_REQUIRED TASK_. From the entries below, work out the number of lines that hold the word "screenshot", and give that number alone.

_DATA FOR THIS TASK_.

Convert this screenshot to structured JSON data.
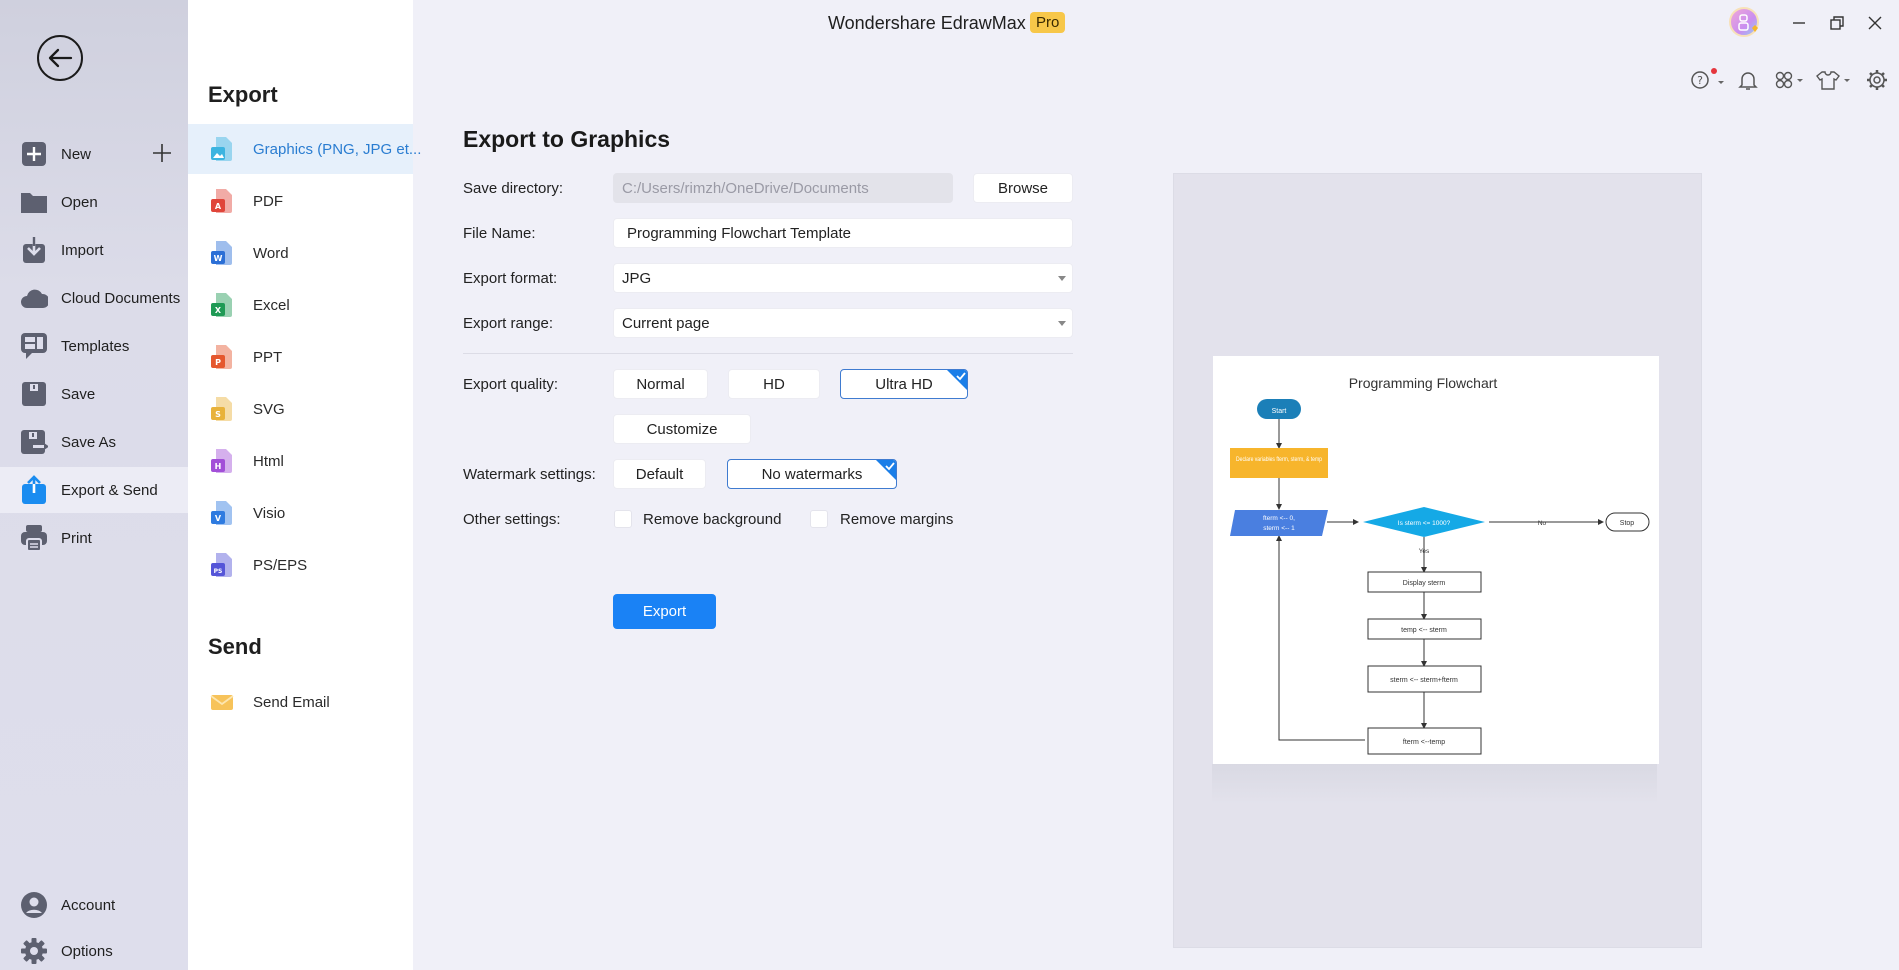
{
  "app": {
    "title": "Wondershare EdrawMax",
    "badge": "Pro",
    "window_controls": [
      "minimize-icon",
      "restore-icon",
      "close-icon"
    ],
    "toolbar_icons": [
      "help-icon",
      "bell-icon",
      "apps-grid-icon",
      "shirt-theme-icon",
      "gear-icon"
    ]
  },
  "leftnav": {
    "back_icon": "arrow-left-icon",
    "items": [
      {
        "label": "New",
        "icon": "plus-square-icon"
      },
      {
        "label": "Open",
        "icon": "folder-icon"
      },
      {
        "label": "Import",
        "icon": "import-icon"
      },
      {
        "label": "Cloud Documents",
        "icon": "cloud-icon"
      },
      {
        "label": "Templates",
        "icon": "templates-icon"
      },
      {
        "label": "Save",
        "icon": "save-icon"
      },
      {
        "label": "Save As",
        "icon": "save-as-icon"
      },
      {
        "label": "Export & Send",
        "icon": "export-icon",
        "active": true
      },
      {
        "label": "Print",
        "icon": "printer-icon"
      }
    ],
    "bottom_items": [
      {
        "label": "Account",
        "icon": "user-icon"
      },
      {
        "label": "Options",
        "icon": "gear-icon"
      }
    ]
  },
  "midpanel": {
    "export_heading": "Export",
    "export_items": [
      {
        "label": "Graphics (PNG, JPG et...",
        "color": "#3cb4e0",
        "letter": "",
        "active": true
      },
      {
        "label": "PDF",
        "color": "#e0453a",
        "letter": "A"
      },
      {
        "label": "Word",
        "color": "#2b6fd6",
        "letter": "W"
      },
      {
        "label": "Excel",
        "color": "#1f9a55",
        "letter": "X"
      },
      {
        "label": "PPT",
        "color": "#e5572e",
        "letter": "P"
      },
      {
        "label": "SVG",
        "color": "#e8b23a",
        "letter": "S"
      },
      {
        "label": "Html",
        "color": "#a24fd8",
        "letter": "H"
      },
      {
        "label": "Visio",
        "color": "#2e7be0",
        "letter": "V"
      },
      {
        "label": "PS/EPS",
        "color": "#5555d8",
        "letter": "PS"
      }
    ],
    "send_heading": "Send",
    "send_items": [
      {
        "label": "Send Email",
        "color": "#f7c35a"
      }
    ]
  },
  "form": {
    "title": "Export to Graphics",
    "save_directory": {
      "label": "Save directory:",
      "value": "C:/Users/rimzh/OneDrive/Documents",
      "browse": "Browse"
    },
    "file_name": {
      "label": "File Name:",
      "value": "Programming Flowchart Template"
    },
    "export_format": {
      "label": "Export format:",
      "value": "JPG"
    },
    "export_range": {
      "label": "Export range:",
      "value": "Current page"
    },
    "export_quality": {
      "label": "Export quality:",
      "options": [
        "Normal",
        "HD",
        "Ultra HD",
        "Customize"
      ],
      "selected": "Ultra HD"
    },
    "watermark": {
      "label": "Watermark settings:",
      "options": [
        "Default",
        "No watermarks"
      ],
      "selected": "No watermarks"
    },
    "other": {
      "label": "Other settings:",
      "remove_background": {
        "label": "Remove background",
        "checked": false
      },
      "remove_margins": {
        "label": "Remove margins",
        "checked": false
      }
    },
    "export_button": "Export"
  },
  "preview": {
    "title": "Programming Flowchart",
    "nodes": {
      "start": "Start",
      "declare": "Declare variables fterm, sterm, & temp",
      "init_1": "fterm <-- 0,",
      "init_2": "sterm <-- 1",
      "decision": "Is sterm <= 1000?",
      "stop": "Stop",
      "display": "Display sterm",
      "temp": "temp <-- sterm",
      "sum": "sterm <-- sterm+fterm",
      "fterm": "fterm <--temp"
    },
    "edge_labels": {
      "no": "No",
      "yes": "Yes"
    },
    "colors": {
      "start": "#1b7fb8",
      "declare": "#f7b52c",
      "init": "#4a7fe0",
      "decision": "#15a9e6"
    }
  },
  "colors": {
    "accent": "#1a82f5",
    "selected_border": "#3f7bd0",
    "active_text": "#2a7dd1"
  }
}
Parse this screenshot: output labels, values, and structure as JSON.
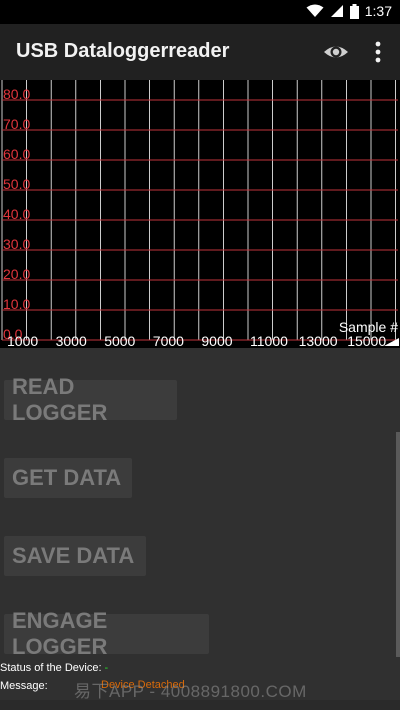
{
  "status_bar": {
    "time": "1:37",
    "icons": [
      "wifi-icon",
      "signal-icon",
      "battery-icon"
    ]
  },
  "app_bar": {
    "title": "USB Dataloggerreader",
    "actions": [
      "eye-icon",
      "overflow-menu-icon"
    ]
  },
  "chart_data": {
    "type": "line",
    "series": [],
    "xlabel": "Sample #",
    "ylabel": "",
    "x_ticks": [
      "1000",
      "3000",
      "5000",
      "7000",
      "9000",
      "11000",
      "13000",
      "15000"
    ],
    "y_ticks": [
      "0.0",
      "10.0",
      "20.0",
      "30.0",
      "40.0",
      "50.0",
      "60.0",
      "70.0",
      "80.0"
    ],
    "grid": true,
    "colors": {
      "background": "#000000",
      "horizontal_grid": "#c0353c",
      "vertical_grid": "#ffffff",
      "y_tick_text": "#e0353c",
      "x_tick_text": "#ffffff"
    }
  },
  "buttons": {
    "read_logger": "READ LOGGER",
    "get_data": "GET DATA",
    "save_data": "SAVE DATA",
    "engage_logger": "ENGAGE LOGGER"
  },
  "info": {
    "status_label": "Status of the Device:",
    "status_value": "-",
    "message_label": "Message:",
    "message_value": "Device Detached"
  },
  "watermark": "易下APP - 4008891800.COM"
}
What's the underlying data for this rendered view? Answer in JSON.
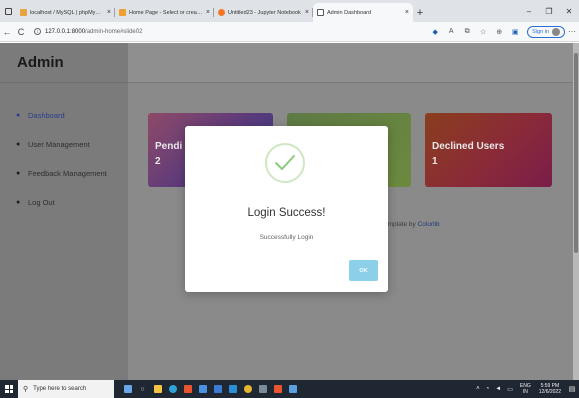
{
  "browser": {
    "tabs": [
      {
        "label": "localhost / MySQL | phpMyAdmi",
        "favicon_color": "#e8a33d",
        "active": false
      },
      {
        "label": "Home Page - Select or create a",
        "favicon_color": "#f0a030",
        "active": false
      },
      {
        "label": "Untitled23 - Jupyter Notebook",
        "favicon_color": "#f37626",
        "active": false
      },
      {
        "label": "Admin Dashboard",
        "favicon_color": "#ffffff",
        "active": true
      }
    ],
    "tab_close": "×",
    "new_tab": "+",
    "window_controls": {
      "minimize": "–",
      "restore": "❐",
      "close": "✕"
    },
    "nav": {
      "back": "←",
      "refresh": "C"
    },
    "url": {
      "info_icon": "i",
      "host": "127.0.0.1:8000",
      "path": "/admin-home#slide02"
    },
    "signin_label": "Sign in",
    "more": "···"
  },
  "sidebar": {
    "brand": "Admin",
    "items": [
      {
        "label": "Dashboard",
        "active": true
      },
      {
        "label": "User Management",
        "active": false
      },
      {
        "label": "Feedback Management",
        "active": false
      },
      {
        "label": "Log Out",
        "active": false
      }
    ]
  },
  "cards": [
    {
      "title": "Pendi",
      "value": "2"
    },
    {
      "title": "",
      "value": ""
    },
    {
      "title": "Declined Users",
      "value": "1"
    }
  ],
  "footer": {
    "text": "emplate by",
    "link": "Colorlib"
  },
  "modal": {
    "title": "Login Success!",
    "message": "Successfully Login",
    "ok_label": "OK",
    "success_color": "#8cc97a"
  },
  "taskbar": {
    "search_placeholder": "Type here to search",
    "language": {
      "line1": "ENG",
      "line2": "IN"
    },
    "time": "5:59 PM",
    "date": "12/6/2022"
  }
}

_EXPECTED ANSWER_. 2